What the task asks: Look through the data below and return each line where "dass" appears.

=== Data excerpts ===

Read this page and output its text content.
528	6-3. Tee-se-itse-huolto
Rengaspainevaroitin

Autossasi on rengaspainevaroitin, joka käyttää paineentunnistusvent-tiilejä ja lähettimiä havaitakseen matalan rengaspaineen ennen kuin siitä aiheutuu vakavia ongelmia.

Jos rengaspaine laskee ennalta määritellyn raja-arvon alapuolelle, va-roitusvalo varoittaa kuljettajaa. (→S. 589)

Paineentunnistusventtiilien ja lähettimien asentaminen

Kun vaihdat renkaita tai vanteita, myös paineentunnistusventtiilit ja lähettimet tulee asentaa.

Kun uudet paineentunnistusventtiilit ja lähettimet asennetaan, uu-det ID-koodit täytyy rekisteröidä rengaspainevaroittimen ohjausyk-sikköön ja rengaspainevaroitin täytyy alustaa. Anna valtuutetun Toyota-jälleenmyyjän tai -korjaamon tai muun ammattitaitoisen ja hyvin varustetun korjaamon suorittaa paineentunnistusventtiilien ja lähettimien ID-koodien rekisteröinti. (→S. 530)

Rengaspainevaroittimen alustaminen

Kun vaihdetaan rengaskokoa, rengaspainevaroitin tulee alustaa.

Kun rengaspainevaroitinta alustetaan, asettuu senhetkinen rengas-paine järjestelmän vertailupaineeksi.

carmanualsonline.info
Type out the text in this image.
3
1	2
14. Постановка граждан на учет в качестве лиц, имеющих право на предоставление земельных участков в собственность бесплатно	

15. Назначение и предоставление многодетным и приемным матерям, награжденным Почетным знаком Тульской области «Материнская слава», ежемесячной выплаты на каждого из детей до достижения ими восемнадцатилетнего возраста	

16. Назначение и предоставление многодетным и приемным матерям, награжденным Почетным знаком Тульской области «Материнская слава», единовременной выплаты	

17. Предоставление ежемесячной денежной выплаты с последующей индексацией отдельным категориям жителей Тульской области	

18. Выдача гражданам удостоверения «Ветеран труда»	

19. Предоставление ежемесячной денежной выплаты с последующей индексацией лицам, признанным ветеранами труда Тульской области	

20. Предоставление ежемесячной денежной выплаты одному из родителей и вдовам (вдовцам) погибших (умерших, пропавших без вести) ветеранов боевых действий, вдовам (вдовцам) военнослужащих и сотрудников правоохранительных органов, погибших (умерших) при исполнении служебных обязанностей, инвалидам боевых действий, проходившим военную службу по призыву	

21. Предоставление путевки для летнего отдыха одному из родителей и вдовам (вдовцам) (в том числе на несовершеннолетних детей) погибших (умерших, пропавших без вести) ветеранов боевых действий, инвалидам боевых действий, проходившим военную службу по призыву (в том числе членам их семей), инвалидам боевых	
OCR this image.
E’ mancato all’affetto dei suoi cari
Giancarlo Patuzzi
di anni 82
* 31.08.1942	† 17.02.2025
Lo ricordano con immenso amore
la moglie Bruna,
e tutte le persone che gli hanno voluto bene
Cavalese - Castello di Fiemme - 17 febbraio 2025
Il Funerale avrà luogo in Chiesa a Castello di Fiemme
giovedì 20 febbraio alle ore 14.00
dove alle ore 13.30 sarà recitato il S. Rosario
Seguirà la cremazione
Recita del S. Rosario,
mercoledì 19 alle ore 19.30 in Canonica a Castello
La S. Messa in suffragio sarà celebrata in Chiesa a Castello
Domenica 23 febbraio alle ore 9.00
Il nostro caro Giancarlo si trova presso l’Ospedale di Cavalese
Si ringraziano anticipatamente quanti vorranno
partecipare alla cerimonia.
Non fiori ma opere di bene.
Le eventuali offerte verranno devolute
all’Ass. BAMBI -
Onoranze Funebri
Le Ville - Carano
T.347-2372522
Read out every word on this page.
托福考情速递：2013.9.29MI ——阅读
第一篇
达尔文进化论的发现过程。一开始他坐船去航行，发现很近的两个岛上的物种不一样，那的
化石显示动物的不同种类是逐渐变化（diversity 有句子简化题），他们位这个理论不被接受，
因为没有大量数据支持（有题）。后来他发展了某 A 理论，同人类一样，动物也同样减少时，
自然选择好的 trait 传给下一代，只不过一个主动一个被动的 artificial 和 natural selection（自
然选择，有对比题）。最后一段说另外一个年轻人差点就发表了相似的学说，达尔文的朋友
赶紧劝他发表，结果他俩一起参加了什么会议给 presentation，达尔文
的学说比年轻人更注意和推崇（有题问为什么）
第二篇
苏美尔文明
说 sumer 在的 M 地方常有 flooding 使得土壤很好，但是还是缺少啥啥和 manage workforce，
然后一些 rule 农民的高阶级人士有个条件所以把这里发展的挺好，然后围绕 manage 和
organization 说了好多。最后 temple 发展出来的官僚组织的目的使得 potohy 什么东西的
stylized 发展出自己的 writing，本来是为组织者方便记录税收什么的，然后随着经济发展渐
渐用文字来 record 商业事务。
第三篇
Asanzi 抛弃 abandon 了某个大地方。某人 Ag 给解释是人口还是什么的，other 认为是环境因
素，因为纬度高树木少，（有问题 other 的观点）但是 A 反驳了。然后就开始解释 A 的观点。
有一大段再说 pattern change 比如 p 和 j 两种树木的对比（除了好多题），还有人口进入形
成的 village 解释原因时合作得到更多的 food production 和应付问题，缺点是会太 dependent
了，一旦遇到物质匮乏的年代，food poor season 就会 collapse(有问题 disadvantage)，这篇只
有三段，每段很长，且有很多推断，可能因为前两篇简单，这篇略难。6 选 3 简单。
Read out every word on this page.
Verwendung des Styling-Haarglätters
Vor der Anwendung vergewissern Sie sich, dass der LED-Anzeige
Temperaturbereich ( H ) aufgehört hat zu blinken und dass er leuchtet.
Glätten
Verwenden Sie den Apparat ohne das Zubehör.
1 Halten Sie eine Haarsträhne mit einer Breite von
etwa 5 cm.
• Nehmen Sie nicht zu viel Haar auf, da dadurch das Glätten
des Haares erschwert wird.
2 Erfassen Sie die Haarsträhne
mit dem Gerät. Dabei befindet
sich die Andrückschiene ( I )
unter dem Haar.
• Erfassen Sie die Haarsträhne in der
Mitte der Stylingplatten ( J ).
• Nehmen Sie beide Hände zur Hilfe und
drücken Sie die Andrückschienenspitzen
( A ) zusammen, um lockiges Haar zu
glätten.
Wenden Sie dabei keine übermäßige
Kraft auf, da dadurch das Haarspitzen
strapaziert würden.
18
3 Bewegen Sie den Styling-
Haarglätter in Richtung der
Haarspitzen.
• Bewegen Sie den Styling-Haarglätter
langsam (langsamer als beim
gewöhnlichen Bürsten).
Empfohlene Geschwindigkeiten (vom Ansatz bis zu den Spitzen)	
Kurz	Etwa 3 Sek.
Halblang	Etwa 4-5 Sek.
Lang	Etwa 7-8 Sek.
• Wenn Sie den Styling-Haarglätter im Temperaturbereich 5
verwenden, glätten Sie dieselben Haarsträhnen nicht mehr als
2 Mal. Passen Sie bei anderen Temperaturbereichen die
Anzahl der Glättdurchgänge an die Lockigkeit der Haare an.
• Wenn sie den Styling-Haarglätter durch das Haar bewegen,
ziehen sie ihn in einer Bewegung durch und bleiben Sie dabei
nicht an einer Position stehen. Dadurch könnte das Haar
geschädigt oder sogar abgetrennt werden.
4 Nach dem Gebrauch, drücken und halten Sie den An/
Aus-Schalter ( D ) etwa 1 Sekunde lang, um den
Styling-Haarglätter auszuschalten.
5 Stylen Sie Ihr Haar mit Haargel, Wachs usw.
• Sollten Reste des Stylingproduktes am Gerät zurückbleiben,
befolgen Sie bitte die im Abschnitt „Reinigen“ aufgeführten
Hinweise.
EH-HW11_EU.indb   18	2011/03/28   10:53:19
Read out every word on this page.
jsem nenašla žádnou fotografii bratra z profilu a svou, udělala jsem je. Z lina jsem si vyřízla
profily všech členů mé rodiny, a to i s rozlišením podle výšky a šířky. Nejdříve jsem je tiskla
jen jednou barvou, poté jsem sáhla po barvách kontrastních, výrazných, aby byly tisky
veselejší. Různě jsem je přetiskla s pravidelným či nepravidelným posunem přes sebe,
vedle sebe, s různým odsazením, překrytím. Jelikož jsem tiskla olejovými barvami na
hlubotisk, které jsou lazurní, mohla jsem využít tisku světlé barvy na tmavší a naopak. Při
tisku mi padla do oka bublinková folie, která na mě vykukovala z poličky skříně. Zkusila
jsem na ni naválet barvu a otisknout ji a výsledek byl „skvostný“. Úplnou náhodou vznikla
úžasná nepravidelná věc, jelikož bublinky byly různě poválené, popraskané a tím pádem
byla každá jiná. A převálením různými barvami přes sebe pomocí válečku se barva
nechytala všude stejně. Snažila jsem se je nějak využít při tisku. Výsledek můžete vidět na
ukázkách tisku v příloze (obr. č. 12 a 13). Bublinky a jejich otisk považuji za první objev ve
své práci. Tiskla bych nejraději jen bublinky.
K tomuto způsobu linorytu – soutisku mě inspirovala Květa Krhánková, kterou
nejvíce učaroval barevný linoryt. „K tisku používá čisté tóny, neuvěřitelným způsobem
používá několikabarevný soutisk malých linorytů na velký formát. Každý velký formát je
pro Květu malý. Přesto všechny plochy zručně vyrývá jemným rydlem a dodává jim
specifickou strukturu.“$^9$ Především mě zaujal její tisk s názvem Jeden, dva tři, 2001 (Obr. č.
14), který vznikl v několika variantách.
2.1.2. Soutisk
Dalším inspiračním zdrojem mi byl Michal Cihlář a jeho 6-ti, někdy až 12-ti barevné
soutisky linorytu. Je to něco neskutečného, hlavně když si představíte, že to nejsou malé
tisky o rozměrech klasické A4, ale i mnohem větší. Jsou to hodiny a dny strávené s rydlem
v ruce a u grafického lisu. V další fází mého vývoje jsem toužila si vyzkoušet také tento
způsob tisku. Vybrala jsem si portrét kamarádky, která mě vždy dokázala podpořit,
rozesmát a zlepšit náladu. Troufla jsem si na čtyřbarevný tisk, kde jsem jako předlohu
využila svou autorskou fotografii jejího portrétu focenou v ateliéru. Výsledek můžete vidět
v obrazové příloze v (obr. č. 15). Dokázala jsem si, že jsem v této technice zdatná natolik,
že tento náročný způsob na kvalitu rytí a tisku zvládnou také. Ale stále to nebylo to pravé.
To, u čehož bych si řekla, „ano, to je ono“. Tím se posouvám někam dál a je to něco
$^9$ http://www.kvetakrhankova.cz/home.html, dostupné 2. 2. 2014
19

===

The reply:
Vor der Anwendung vergewissern Sie sich, dass der LED-Anzeige
Temperaturbereich ( H ) aufgehört hat zu blinken und dass er leuchtet.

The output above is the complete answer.